= Short exercise 1 =
Duplicate the passage of the forum discussion about the SnapShot device from "Still there should" to "red light etc...".
* start Text shown *
The one thing to remember is SnapShot is only for the possibility for a discount. Your insurance is not going to go up based on the results, you just may not qualify for the discount. It was easier for me getting the full discount living in a smaller population where there is a lot less risk for stupid drivers.


----------



## XtremeRevolution (Jan 19, 2012)

70AARCUDA said:


> The major short-coming of the "SnapShot" device is that it does not / can not detect WHO caused what, only that SOMETHING happened.
> 
> As mentioned above, having to clamp on binders suddenly, because someone "cut" infront of you with their brakes on, will be "counted" against YOU even though the fault/cause was due to someone ELSE's lousy driving skills!


At the same time, the terms of service state that your insurance rates will not go up, only that they will go down. Down by how much depends on your type of driving, and it seems these hard stops count against it. When you're saving money though, what does it matter?


----------



## iKermit (Dec 13, 2010)

SkullCruzeRS said:


> The one thing to remember is SnapShot is only for the possibility for a discount. Your insurance is not going to go up based on the results, you just may not qualify for the discount. It was easier for me getting the full discount living in a smaller population where there is a lot less risk for stupid drivers.





XtremeRevolution said:


> At the same time, the terms of service state that your insurance rates will not go up, only that they will go down. Down by how much depends on your type of driving, and it seems these hard stops count against it. When you're saving money though, what does it matter?


Ah **** true. Didn't read it, was in a rush to get the **** away from State farm...

Still there should be some type of algorythm, or gps device to sort of track where it is that you are doing 60, or if you were at an intersection avoid taking a red light etc...


----------



## XtremeRevolution (Jan 19, 2012)

iKermit said:


> Ah **** true. Didn't read it, was in a rush to get the **** away from State farm...
* end Text shown *
* start Exercise input *
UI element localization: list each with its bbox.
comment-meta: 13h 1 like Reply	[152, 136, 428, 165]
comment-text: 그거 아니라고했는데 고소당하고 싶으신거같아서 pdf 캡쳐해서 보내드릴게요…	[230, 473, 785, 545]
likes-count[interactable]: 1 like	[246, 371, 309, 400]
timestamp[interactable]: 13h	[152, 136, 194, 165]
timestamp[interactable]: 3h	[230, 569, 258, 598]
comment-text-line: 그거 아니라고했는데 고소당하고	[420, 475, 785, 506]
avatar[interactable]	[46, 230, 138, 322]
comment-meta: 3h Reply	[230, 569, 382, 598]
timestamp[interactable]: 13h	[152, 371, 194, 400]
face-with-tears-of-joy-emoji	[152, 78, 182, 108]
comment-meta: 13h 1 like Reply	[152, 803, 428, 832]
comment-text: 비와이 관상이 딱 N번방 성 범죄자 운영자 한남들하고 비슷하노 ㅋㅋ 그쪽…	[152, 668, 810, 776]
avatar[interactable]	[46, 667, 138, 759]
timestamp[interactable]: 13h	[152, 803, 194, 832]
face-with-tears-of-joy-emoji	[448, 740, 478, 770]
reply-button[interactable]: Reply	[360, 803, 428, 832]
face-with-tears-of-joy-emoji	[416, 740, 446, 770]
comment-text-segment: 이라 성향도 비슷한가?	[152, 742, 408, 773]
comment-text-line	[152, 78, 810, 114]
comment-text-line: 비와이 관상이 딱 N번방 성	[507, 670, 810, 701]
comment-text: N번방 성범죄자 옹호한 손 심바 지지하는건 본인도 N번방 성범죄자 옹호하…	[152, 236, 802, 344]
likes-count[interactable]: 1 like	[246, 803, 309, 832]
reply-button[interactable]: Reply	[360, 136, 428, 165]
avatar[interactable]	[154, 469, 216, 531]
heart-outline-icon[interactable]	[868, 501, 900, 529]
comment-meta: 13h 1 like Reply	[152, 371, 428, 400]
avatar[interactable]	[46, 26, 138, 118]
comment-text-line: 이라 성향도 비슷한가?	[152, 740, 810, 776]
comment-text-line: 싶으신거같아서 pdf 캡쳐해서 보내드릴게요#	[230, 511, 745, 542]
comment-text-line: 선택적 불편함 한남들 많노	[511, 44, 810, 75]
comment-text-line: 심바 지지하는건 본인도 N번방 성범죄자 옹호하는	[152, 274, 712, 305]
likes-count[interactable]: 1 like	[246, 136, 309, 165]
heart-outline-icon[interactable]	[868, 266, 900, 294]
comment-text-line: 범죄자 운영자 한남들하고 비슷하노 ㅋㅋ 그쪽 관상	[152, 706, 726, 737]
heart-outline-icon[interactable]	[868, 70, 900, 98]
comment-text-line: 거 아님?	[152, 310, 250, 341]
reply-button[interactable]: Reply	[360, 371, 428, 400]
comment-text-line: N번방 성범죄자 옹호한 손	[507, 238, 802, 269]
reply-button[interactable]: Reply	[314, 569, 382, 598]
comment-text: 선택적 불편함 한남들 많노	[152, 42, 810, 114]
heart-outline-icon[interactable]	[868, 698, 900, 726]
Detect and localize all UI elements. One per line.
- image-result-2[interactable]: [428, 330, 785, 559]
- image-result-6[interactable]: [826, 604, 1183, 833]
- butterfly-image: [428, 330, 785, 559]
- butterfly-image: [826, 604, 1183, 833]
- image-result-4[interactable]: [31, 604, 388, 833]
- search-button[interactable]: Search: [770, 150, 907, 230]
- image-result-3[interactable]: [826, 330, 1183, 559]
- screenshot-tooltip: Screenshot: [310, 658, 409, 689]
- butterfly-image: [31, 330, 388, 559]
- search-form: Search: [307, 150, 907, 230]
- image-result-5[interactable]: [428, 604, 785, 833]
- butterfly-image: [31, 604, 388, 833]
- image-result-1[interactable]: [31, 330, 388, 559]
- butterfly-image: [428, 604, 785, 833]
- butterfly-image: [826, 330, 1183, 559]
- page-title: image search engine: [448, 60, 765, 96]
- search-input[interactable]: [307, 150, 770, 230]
* end Exercise input *
* start Exercise input *
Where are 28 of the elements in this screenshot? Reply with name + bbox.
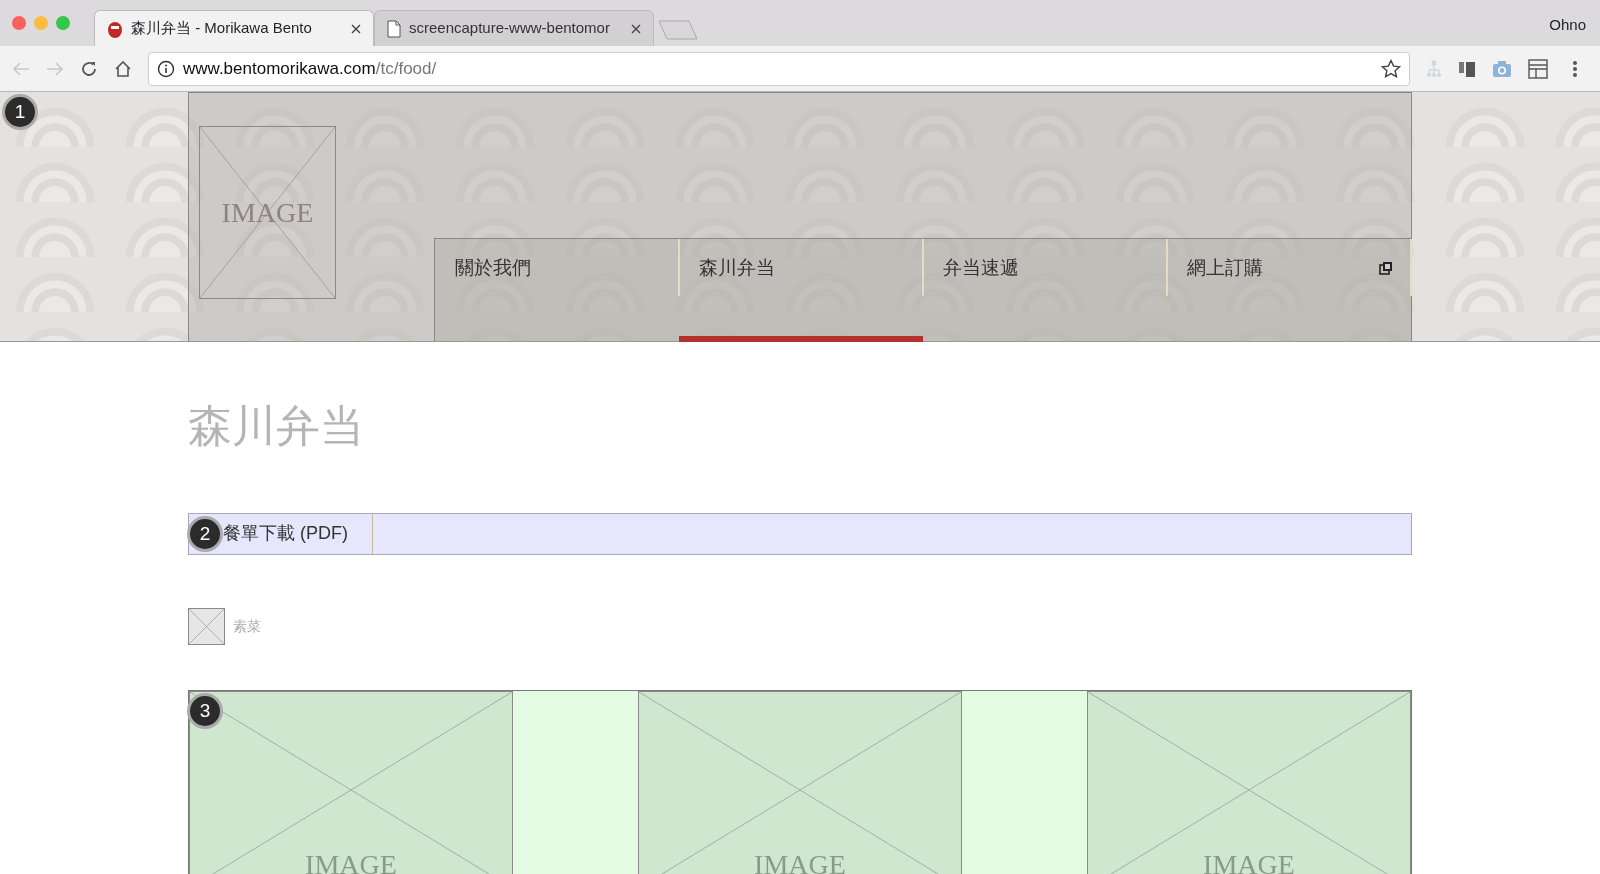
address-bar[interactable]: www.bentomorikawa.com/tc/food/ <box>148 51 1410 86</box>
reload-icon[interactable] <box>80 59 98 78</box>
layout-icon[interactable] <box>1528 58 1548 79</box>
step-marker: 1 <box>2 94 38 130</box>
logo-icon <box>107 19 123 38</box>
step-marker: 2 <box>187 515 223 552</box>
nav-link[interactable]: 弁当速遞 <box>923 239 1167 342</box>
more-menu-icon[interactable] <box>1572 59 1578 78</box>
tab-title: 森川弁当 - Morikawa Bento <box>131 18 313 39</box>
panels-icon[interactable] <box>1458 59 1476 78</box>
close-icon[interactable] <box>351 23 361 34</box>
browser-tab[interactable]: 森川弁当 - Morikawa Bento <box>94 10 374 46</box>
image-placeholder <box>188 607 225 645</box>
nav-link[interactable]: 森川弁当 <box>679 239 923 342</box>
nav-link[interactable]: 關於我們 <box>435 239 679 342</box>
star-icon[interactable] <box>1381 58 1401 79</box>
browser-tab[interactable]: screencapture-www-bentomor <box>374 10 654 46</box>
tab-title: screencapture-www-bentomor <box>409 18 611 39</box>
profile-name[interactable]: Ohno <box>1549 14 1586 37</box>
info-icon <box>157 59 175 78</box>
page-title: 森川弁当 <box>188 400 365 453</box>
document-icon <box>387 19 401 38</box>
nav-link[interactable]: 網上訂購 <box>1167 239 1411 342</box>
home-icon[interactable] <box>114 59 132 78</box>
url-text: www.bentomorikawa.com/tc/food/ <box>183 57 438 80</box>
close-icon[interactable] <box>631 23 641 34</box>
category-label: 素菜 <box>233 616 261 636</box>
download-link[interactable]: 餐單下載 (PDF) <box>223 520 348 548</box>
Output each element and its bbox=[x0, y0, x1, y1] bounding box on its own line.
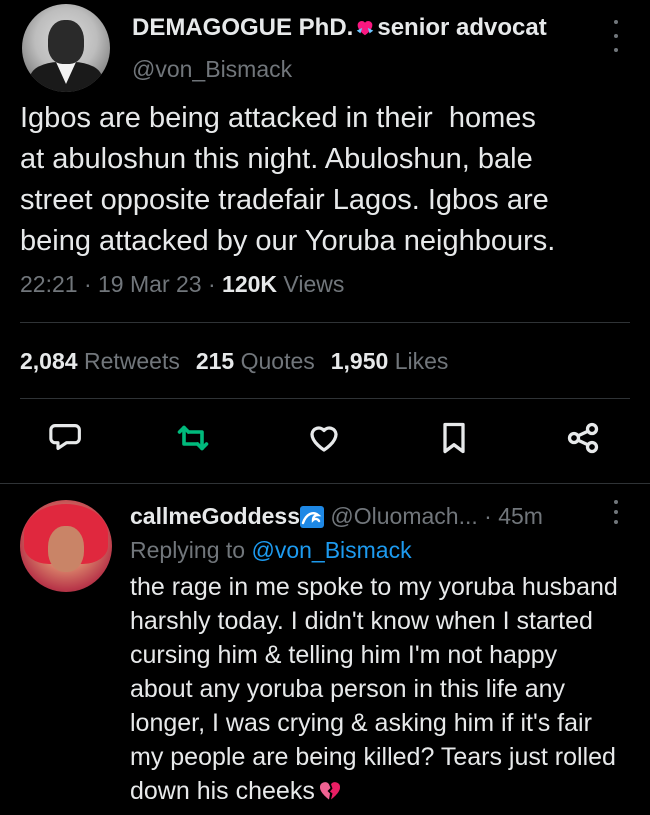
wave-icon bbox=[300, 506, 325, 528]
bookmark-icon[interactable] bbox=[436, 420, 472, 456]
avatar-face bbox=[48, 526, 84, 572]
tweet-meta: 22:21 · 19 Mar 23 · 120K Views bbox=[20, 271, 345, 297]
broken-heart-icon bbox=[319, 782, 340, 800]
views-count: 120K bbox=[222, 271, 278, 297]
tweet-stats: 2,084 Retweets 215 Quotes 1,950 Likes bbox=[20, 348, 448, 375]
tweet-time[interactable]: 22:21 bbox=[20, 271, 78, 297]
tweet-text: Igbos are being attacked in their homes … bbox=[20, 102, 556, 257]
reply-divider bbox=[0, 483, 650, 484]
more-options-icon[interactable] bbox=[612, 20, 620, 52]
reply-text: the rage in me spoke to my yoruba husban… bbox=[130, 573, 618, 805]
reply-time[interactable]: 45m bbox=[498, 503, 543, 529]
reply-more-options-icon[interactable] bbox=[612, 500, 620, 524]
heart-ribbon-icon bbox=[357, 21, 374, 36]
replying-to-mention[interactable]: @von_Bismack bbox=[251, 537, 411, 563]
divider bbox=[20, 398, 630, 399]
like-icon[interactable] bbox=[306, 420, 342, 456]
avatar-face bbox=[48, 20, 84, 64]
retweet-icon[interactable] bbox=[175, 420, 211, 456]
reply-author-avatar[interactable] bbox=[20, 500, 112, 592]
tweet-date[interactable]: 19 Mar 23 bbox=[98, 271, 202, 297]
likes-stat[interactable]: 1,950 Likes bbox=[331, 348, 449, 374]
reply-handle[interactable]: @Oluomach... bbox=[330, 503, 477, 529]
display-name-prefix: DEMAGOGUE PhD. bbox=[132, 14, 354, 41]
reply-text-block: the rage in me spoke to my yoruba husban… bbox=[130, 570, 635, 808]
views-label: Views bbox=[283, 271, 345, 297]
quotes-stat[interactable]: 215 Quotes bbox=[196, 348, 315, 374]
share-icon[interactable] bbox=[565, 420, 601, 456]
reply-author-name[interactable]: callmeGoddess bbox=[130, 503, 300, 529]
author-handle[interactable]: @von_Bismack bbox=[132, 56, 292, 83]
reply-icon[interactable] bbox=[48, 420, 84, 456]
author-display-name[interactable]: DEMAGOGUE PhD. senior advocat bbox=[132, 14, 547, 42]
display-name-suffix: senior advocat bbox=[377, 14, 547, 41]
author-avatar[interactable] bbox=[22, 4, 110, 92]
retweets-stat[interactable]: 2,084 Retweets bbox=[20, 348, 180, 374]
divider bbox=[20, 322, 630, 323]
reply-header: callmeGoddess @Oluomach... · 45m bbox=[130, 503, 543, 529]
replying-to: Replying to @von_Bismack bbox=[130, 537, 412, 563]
* end Exercise input *
* start Exercise input *
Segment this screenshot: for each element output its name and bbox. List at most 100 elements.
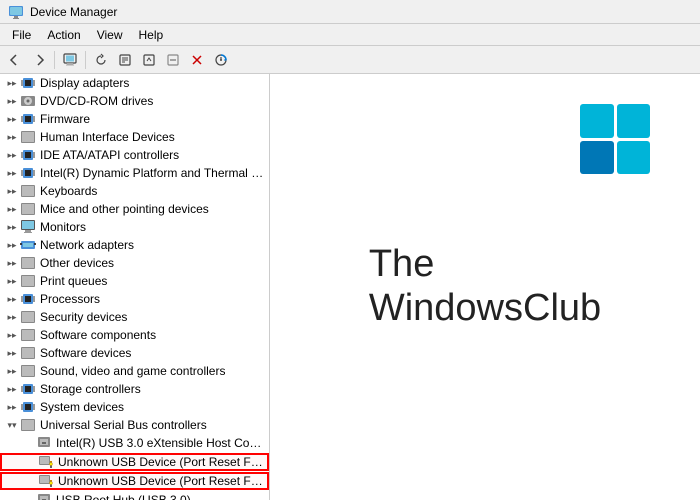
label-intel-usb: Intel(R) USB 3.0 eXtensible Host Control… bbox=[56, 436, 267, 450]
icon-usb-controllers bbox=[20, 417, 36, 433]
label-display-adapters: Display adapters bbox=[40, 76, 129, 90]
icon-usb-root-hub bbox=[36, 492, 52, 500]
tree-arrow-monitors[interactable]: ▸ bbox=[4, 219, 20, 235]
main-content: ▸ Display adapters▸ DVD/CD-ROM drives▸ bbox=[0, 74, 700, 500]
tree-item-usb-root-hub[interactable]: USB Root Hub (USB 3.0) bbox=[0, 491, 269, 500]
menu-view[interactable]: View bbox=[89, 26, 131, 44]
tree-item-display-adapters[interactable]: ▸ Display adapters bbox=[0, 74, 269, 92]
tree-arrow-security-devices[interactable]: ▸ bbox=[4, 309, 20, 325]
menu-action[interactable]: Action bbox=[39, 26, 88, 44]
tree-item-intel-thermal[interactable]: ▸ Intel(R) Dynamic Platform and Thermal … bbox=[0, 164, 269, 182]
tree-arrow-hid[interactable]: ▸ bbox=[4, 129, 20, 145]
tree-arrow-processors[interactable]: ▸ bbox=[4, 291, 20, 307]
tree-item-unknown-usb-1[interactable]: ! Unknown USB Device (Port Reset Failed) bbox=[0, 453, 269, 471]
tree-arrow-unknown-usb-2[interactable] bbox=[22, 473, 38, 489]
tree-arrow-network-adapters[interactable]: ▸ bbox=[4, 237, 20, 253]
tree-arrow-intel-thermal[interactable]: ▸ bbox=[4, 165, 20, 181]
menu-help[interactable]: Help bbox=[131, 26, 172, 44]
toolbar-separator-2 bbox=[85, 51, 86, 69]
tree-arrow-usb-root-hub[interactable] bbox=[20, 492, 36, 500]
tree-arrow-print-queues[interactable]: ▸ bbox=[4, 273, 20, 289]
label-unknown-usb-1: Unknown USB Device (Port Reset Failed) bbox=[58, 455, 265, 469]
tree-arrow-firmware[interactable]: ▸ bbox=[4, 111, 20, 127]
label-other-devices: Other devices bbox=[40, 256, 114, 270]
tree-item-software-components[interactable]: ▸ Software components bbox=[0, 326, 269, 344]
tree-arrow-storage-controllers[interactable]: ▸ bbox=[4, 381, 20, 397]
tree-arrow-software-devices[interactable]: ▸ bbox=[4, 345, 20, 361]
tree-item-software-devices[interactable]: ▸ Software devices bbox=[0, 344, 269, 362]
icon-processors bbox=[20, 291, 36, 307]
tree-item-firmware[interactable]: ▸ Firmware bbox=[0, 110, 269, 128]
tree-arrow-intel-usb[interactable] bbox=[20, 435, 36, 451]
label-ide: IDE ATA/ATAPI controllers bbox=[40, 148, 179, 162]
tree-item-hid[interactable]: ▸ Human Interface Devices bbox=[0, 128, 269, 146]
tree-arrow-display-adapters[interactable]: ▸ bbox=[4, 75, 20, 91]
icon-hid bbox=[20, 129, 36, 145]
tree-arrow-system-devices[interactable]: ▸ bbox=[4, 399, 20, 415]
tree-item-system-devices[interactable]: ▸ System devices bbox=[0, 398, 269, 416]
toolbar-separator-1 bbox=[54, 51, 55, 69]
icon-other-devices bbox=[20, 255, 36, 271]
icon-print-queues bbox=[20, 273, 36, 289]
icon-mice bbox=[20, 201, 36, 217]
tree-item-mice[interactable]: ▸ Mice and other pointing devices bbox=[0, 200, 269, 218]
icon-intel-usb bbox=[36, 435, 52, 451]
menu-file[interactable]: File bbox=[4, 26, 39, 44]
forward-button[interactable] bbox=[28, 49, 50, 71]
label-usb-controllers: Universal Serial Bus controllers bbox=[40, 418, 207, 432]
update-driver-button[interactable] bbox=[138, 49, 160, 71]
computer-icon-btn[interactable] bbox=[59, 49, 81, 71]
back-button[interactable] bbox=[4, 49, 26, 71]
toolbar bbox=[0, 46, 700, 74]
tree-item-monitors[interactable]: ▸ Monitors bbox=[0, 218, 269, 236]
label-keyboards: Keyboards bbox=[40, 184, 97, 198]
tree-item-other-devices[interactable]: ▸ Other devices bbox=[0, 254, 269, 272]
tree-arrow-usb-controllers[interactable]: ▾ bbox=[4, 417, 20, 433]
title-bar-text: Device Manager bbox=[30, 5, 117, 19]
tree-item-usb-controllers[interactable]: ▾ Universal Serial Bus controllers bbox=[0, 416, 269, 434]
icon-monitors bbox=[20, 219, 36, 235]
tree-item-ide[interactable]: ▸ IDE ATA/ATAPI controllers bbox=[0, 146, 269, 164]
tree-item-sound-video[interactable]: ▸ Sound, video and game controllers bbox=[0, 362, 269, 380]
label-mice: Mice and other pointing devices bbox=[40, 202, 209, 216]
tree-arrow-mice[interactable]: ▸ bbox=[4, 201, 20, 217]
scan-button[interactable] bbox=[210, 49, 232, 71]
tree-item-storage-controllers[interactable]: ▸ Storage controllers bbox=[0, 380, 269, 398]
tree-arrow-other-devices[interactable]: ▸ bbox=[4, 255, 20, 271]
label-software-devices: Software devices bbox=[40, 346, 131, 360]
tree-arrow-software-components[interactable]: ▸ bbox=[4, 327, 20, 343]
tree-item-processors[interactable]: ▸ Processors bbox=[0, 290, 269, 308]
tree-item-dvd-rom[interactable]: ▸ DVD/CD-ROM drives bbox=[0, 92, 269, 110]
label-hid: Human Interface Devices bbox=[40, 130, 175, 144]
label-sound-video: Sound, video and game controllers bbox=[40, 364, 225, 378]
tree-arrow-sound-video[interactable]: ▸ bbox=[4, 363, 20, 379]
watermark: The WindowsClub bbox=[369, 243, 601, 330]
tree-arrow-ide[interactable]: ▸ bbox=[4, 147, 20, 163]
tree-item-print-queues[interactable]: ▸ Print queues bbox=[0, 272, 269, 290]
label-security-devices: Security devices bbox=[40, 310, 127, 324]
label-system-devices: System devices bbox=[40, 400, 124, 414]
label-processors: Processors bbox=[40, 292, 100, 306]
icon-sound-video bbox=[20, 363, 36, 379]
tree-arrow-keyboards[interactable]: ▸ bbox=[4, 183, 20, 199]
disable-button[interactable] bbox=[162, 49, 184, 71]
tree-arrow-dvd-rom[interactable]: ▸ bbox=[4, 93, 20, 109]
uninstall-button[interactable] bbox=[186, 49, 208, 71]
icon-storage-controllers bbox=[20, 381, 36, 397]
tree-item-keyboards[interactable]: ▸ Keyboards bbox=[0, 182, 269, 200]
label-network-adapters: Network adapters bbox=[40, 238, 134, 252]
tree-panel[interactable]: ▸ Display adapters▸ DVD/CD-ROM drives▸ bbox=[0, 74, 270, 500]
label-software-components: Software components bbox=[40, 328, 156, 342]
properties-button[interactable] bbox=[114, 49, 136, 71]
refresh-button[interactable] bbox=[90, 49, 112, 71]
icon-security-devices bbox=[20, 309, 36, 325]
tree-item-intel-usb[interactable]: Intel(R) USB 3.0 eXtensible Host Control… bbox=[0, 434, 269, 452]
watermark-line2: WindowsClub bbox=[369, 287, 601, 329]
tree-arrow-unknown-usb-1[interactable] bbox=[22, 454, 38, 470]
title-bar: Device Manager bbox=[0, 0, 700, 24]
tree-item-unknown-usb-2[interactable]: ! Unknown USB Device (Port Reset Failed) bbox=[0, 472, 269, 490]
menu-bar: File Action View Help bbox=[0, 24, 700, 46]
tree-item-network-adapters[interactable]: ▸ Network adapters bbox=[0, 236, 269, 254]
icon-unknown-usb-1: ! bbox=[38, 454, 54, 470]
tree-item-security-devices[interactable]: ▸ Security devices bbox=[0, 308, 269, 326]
* end Exercise input *
= Short exercise 2 =
In the records, write out the lines from the line with "wave-icon bbox=[300, 506, 325, 528]" to the line with "tweet-text: Igbos are", including both of those lines and no others.

= Correct result 1 =
Still there should be some type of algorythm, or gps device to sort of track where it is that you are doing 60, or if you were at an intersection avoid taking a red light etc...

= Correct result 2 =
wave-icon bbox=[300, 506, 325, 528]
bookmark-icon[interactable] bbox=[436, 420, 472, 456]
avatar-face bbox=[48, 526, 84, 572]
tweet-meta: 22:21 · 19 Mar 23 · 120K Views bbox=[20, 271, 345, 297]
broken-heart-icon bbox=[319, 782, 340, 800]
views-count: 120K bbox=[222, 271, 278, 297]
tweet-stats: 2,084 Retweets 215 Quotes 1,950 Likes bbox=[20, 348, 448, 375]
tweet-time[interactable]: 22:21 bbox=[20, 271, 78, 297]
tweet-text: Igbos are being attacked in their homes … bbox=[20, 102, 556, 257]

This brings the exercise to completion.